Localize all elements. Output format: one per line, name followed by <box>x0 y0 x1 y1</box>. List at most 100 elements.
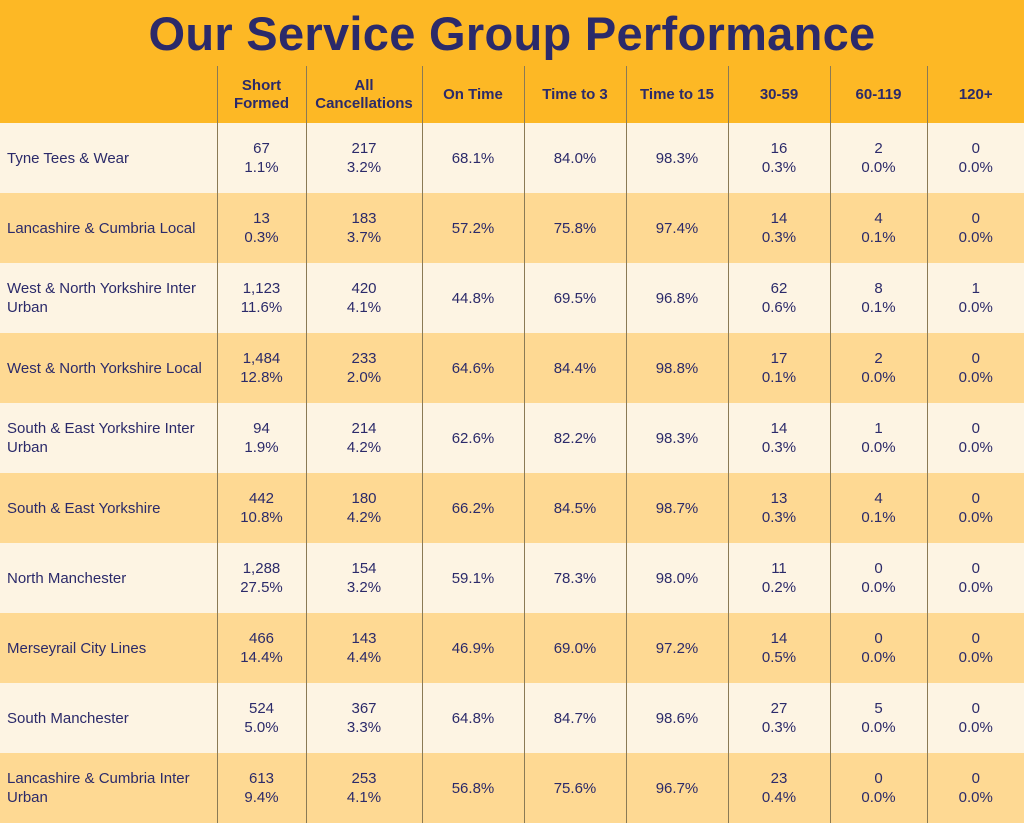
header-30-59: 30-59 <box>727 66 830 123</box>
delay-60-119-cell: 0 0.0% <box>829 543 927 613</box>
delay-60-119-cell: 2 0.0% <box>829 123 927 193</box>
time-to-15-cell: 98.3% <box>625 403 728 473</box>
short-formed-cell: 613 9.4% <box>216 753 306 823</box>
cancellations-cell: 183 3.7% <box>305 193 422 263</box>
delay-30-59-cell: 16 0.3% <box>727 123 830 193</box>
time-to-3-cell: 84.7% <box>523 683 626 753</box>
table-row: Lancashire & Cumbria Inter Urban 613 9.4%… <box>0 753 1024 823</box>
delay-30-59-cell: 13 0.3% <box>727 473 830 543</box>
time-to-15-cell: 98.7% <box>625 473 728 543</box>
delay-60-119-cell: 5 0.0% <box>829 683 927 753</box>
delay-60-119-cell: 4 0.1% <box>829 193 927 263</box>
time-to-15-cell: 98.3% <box>625 123 728 193</box>
delay-120-plus-cell: 1 0.0% <box>926 263 1024 333</box>
time-to-15-cell: 98.6% <box>625 683 728 753</box>
delay-60-119-cell: 0 0.0% <box>829 613 927 683</box>
cancellations-cell: 367 3.3% <box>305 683 422 753</box>
short-formed-cell: 524 5.0% <box>216 683 306 753</box>
service-group-name: South & East Yorkshire <box>0 473 217 543</box>
delay-120-plus-cell: 0 0.0% <box>926 543 1024 613</box>
cancellations-cell: 154 3.2% <box>305 543 422 613</box>
time-to-3-cell: 84.4% <box>523 333 626 403</box>
on-time-cell: 62.6% <box>421 403 524 473</box>
delay-120-plus-cell: 0 0.0% <box>926 333 1024 403</box>
cancellations-cell: 253 4.1% <box>305 753 422 823</box>
delay-30-59-cell: 11 0.2% <box>727 543 830 613</box>
short-formed-cell: 13 0.3% <box>216 193 306 263</box>
time-to-15-cell: 96.7% <box>625 753 728 823</box>
header-service-group <box>0 66 217 123</box>
on-time-cell: 64.6% <box>421 333 524 403</box>
table-row: Lancashire & Cumbria Local 13 0.3% 183 3.7… <box>0 193 1024 263</box>
service-group-name: Lancashire & Cumbria Local <box>0 193 217 263</box>
service-group-name: West & North Yorkshire Inter Urban <box>0 263 217 333</box>
table-row: Tyne Tees & Wear 67 1.1% 217 3.2% 68.1% 84… <box>0 123 1024 193</box>
delay-30-59-cell: 17 0.1% <box>727 333 830 403</box>
service-group-name: Merseyrail City Lines <box>0 613 217 683</box>
table-row: Merseyrail City Lines 466 14.4% 143 4.4% 4… <box>0 613 1024 683</box>
cancellations-cell: 143 4.4% <box>305 613 422 683</box>
delay-60-119-cell: 2 0.0% <box>829 333 927 403</box>
on-time-cell: 56.8% <box>421 753 524 823</box>
cancellations-cell: 180 4.2% <box>305 473 422 543</box>
service-group-name: North Manchester <box>0 543 217 613</box>
short-formed-cell: 94 1.9% <box>216 403 306 473</box>
table-row: North Manchester 1,288 27.5% 154 3.2% 59.1… <box>0 543 1024 613</box>
short-formed-cell: 442 10.8% <box>216 473 306 543</box>
delay-30-59-cell: 14 0.5% <box>727 613 830 683</box>
time-to-3-cell: 75.6% <box>523 753 626 823</box>
delay-60-119-cell: 8 0.1% <box>829 263 927 333</box>
performance-table: Short Formed All Cancellations On Time T… <box>0 66 1024 823</box>
time-to-3-cell: 75.8% <box>523 193 626 263</box>
cancellations-cell: 233 2.0% <box>305 333 422 403</box>
header-120-plus: 120+ <box>926 66 1024 123</box>
table-row: West & North Yorkshire Local 1,484 12.8% … <box>0 333 1024 403</box>
on-time-cell: 44.8% <box>421 263 524 333</box>
header-all-cancellations: All Cancellations <box>305 66 422 123</box>
delay-120-plus-cell: 0 0.0% <box>926 473 1024 543</box>
cancellations-cell: 214 4.2% <box>305 403 422 473</box>
delay-120-plus-cell: 0 0.0% <box>926 683 1024 753</box>
short-formed-cell: 466 14.4% <box>216 613 306 683</box>
time-to-15-cell: 96.8% <box>625 263 728 333</box>
delay-120-plus-cell: 0 0.0% <box>926 193 1024 263</box>
delay-120-plus-cell: 0 0.0% <box>926 613 1024 683</box>
delay-30-59-cell: 14 0.3% <box>727 193 830 263</box>
delay-120-plus-cell: 0 0.0% <box>926 123 1024 193</box>
page-title: Our Service Group Performance <box>148 6 876 60</box>
time-to-15-cell: 97.4% <box>625 193 728 263</box>
header-row: Short Formed All Cancellations On Time T… <box>0 66 1024 123</box>
on-time-cell: 46.9% <box>421 613 524 683</box>
header-on-time: On Time <box>421 66 524 123</box>
delay-30-59-cell: 62 0.6% <box>727 263 830 333</box>
time-to-3-cell: 82.2% <box>523 403 626 473</box>
on-time-cell: 59.1% <box>421 543 524 613</box>
delay-60-119-cell: 1 0.0% <box>829 403 927 473</box>
service-group-name: South & East Yorkshire Inter Urban <box>0 403 217 473</box>
table-row: South & East Yorkshire 442 10.8% 180 4.2% … <box>0 473 1024 543</box>
on-time-cell: 64.8% <box>421 683 524 753</box>
short-formed-cell: 1,123 11.6% <box>216 263 306 333</box>
short-formed-cell: 1,288 27.5% <box>216 543 306 613</box>
cancellations-cell: 420 4.1% <box>305 263 422 333</box>
time-to-3-cell: 84.0% <box>523 123 626 193</box>
time-to-15-cell: 97.2% <box>625 613 728 683</box>
header-time-to-3: Time to 3 <box>523 66 626 123</box>
service-group-name: South Manchester <box>0 683 217 753</box>
time-to-15-cell: 98.8% <box>625 333 728 403</box>
cancellations-cell: 217 3.2% <box>305 123 422 193</box>
table-row: South & East Yorkshire Inter Urban 94 1.9… <box>0 403 1024 473</box>
service-group-name: Tyne Tees & Wear <box>0 123 217 193</box>
delay-30-59-cell: 27 0.3% <box>727 683 830 753</box>
delay-60-119-cell: 0 0.0% <box>829 753 927 823</box>
on-time-cell: 66.2% <box>421 473 524 543</box>
delay-60-119-cell: 4 0.1% <box>829 473 927 543</box>
on-time-cell: 68.1% <box>421 123 524 193</box>
header-short-formed: Short Formed <box>216 66 306 123</box>
header-60-119: 60-119 <box>829 66 927 123</box>
service-group-name: Lancashire & Cumbria Inter Urban <box>0 753 217 823</box>
title-bar: Our Service Group Performance <box>0 0 1024 66</box>
time-to-3-cell: 69.0% <box>523 613 626 683</box>
time-to-3-cell: 84.5% <box>523 473 626 543</box>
★ ★ ★ ★ ★
▶ EXERCISE REQUIREMENTS
Reproduce all of the records above word for word, omitting the pictures.

▶ EXERCISE ANSWER
Localize all elements. Output format: one per line, name followed by <box>x0 y0 x1 y1</box>. List at most 100 elements.
header-30-59: 30-59 <box>727 66 830 123</box>
delay-60-119-cell: 0 0.0% <box>829 543 927 613</box>
delay-60-119-cell: 2 0.0% <box>829 123 927 193</box>
time-to-15-cell: 98.3% <box>625 403 728 473</box>
short-formed-cell: 613 9.4% <box>216 753 306 823</box>
cancellations-cell: 183 3.7% <box>305 193 422 263</box>
delay-30-59-cell: 16 0.3% <box>727 123 830 193</box>
time-to-3-cell: 84.7% <box>523 683 626 753</box>
table-row: Lancashire & Cumbria Inter Urban 613 9.4%… <box>0 753 1024 823</box>
delay-30-59-cell: 13 0.3% <box>727 473 830 543</box>
time-to-15-cell: 98.7% <box>625 473 728 543</box>
delay-60-119-cell: 5 0.0% <box>829 683 927 753</box>
delay-60-119-cell: 4 0.1% <box>829 193 927 263</box>
time-to-15-cell: 98.3% <box>625 123 728 193</box>
delay-120-plus-cell: 1 0.0% <box>926 263 1024 333</box>
time-to-15-cell: 98.6% <box>625 683 728 753</box>
delay-60-119-cell: 0 0.0% <box>829 613 927 683</box>
cancellations-cell: 367 3.3% <box>305 683 422 753</box>
short-formed-cell: 524 5.0% <box>216 683 306 753</box>
service-group-name: South & East Yorkshire <box>0 473 217 543</box>
delay-120-plus-cell: 0 0.0% <box>926 543 1024 613</box>
cancellations-cell: 154 3.2% <box>305 543 422 613</box>
time-to-3-cell: 84.4% <box>523 333 626 403</box>
on-time-cell: 62.6% <box>421 403 524 473</box>
delay-120-plus-cell: 0 0.0% <box>926 333 1024 403</box>
cancellations-cell: 253 4.1% <box>305 753 422 823</box>
delay-30-59-cell: 11 0.2% <box>727 543 830 613</box>
short-formed-cell: 13 0.3% <box>216 193 306 263</box>
time-to-15-cell: 96.7% <box>625 753 728 823</box>
header-service-group <box>0 66 217 123</box>
on-time-cell: 64.6% <box>421 333 524 403</box>
table-row: Lancashire & Cumbria Local 13 0.3% 183 3.7… <box>0 193 1024 263</box>
service-group-name: Lancashire & Cumbria Local <box>0 193 217 263</box>
service-group-name: West & North Yorkshire Inter Urban <box>0 263 217 333</box>
table-row: Tyne Tees & Wear 67 1.1% 217 3.2% 68.1% 84… <box>0 123 1024 193</box>
delay-30-59-cell: 17 0.1% <box>727 333 830 403</box>
service-group-name: Merseyrail City Lines <box>0 613 217 683</box>
table-row: Merseyrail City Lines 466 14.4% 143 4.4% 4… <box>0 613 1024 683</box>
cancellations-cell: 143 4.4% <box>305 613 422 683</box>
delay-60-119-cell: 2 0.0% <box>829 333 927 403</box>
on-time-cell: 56.8% <box>421 753 524 823</box>
cancellations-cell: 180 4.2% <box>305 473 422 543</box>
service-group-name: North Manchester <box>0 543 217 613</box>
short-formed-cell: 94 1.9% <box>216 403 306 473</box>
table-row: North Manchester 1,288 27.5% 154 3.2% 59.1… <box>0 543 1024 613</box>
short-formed-cell: 442 10.8% <box>216 473 306 543</box>
delay-30-59-cell: 14 0.5% <box>727 613 830 683</box>
time-to-3-cell: 75.6% <box>523 753 626 823</box>
delay-60-119-cell: 8 0.1% <box>829 263 927 333</box>
performance-table: Short Formed All Cancellations On Time T… <box>0 66 1024 823</box>
time-to-3-cell: 75.8% <box>523 193 626 263</box>
cancellations-cell: 233 2.0% <box>305 333 422 403</box>
header-120-plus: 120+ <box>926 66 1024 123</box>
table-row: West & North Yorkshire Local 1,484 12.8% … <box>0 333 1024 403</box>
on-time-cell: 44.8% <box>421 263 524 333</box>
header-all-cancellations: All Cancellations <box>305 66 422 123</box>
delay-120-plus-cell: 0 0.0% <box>926 473 1024 543</box>
cancellations-cell: 214 4.2% <box>305 403 422 473</box>
delay-120-plus-cell: 0 0.0% <box>926 683 1024 753</box>
short-formed-cell: 466 14.4% <box>216 613 306 683</box>
time-to-15-cell: 96.8% <box>625 263 728 333</box>
delay-120-plus-cell: 0 0.0% <box>926 193 1024 263</box>
delay-120-plus-cell: 0 0.0% <box>926 613 1024 683</box>
delay-30-59-cell: 14 0.3% <box>727 193 830 263</box>
delay-120-plus-cell: 0 0.0% <box>926 123 1024 193</box>
page-title: Our Service Group Performance <box>148 6 876 60</box>
time-to-15-cell: 97.4% <box>625 193 728 263</box>
header-row: Short Formed All Cancellations On Time T… <box>0 66 1024 123</box>
on-time-cell: 46.9% <box>421 613 524 683</box>
header-on-time: On Time <box>421 66 524 123</box>
delay-30-59-cell: 62 0.6% <box>727 263 830 333</box>
time-to-3-cell: 82.2% <box>523 403 626 473</box>
on-time-cell: 59.1% <box>421 543 524 613</box>
delay-60-119-cell: 1 0.0% <box>829 403 927 473</box>
service-group-name: South & East Yorkshire Inter Urban <box>0 403 217 473</box>
table-row: South & East Yorkshire 442 10.8% 180 4.2% … <box>0 473 1024 543</box>
on-time-cell: 64.8% <box>421 683 524 753</box>
short-formed-cell: 1,123 11.6% <box>216 263 306 333</box>
short-formed-cell: 1,288 27.5% <box>216 543 306 613</box>
cancellations-cell: 420 4.1% <box>305 263 422 333</box>
time-to-3-cell: 84.0% <box>523 123 626 193</box>
time-to-15-cell: 97.2% <box>625 613 728 683</box>
header-time-to-3: Time to 3 <box>523 66 626 123</box>
service-group-name: South Manchester <box>0 683 217 753</box>
time-to-15-cell: 98.8% <box>625 333 728 403</box>
cancellations-cell: 217 3.2% <box>305 123 422 193</box>
table-row: South & East Yorkshire Inter Urban 94 1.9… <box>0 403 1024 473</box>
service-group-name: Tyne Tees & Wear <box>0 123 217 193</box>
delay-30-59-cell: 27 0.3% <box>727 683 830 753</box>
delay-60-119-cell: 0 0.0% <box>829 753 927 823</box>
on-time-cell: 66.2% <box>421 473 524 543</box>
delay-60-119-cell: 4 0.1% <box>829 473 927 543</box>
on-time-cell: 68.1% <box>421 123 524 193</box>
header-short-formed: Short Formed <box>216 66 306 123</box>
header-60-119: 60-119 <box>829 66 927 123</box>
service-group-name: Lancashire & Cumbria Inter Urban <box>0 753 217 823</box>
title-bar: Our Service Group Performance <box>0 0 1024 66</box>
time-to-3-cell: 69.0% <box>523 613 626 683</box>
time-to-3-cell: 84.5% <box>523 473 626 543</box>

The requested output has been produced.